INPUT MATERIAL start

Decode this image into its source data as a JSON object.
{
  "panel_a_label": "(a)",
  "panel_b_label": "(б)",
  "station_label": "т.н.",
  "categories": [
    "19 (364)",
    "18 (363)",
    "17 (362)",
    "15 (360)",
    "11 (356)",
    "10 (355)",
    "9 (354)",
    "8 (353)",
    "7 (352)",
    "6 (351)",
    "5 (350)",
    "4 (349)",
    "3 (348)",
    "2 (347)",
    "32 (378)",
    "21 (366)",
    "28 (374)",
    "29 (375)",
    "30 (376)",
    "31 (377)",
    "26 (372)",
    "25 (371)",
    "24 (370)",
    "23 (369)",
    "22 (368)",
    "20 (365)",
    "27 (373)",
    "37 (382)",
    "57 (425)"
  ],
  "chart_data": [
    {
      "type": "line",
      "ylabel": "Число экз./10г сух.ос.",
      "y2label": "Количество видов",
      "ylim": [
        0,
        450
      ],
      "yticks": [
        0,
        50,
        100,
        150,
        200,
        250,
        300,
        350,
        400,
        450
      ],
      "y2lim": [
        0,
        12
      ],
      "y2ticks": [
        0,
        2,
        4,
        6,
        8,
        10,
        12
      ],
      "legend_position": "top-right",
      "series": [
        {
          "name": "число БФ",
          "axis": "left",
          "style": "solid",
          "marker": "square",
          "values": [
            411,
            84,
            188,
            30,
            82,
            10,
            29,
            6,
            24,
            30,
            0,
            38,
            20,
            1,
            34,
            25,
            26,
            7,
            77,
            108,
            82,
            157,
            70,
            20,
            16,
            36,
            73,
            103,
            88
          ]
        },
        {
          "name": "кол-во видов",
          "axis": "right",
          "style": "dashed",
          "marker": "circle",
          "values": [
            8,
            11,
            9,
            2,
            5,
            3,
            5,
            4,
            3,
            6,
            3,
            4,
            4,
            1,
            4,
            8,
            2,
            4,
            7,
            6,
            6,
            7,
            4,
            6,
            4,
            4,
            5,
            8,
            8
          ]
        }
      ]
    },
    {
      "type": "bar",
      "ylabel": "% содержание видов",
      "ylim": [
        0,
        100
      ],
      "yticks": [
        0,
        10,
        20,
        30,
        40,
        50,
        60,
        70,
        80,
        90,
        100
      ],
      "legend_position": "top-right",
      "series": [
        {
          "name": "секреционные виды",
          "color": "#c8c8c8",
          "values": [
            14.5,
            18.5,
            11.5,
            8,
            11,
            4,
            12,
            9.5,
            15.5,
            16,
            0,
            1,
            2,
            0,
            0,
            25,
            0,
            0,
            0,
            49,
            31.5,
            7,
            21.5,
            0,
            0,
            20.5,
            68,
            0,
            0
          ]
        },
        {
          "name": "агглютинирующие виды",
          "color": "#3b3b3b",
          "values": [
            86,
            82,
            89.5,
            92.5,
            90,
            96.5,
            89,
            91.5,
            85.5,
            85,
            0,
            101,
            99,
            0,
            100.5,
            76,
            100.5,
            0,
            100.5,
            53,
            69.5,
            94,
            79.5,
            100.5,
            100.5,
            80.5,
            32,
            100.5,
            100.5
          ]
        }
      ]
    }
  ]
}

INPUT MATERIAL end

*PROBLEM*:
Filter the listing above by the word "ylabel"; copy each line that passes.

*EXPECTED OUTPUT*:
      "ylabel": "Число экз./10г сух.ос.",
      "ylabel": "% содержание видов",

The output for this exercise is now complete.